start Source material

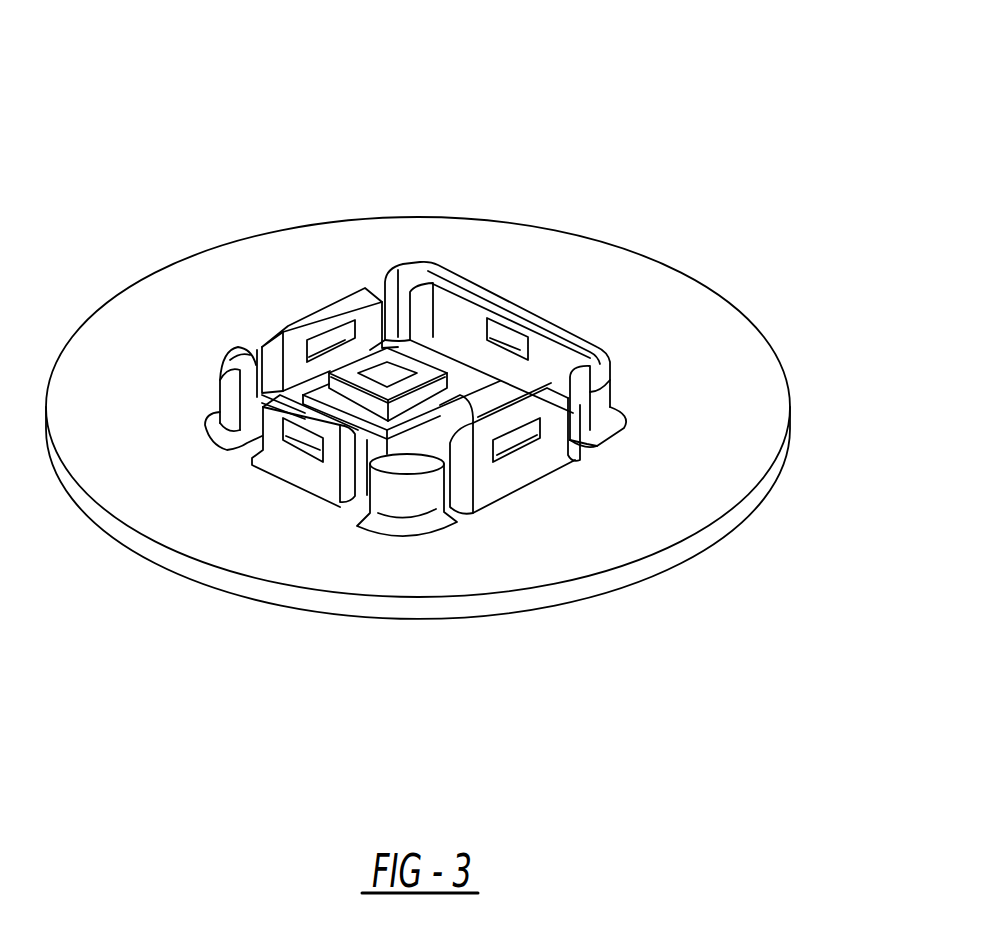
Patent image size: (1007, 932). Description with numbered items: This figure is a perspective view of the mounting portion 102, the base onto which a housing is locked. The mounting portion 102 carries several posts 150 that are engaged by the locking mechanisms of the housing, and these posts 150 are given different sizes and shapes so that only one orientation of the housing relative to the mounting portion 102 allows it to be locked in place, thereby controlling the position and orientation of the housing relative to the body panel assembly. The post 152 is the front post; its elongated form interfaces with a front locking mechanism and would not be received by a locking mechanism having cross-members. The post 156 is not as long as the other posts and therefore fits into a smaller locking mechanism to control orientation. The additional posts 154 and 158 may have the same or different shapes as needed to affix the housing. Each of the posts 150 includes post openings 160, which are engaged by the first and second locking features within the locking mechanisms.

The mounting portion 102 is at (615, 560).
The posts 150 is at (348, 283).
The post 152 is at (557, 343).
The post 154 is at (518, 478).
The post 156 is at (308, 443).
The post 158 is at (326, 322).
The post openings 160 is at (323, 347).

end Source material

→ **Set exercise**:
Copy the material above word for word, but leave out the picture.

→ **Reply**:
Patent image size: (1007, 932). Description with numbered items: This figure is a perspective view of the mounting portion 102, the base onto which a housing is locked. The mounting portion 102 carries several posts 150 that are engaged by the locking mechanisms of the housing, and these posts 150 are given different sizes and shapes so that only one orientation of the housing relative to the mounting portion 102 allows it to be locked in place, thereby controlling the position and orientation of the housing relative to the body panel assembly. The post 152 is the front post; its elongated form interfaces with a front locking mechanism and would not be received by a locking mechanism having cross-members. The post 156 is not as long as the other posts and therefore fits into a smaller locking mechanism to control orientation. The additional posts 154 and 158 may have the same or different shapes as needed to affix the housing. Each of the posts 150 includes post openings 160, which are engaged by the first and second locking features within the locking mechanisms.

The mounting portion 102 is at (615, 560).
The posts 150 is at (348, 283).
The post 152 is at (557, 343).
The post 154 is at (518, 478).
The post 156 is at (308, 443).
The post 158 is at (326, 322).
The post openings 160 is at (323, 347).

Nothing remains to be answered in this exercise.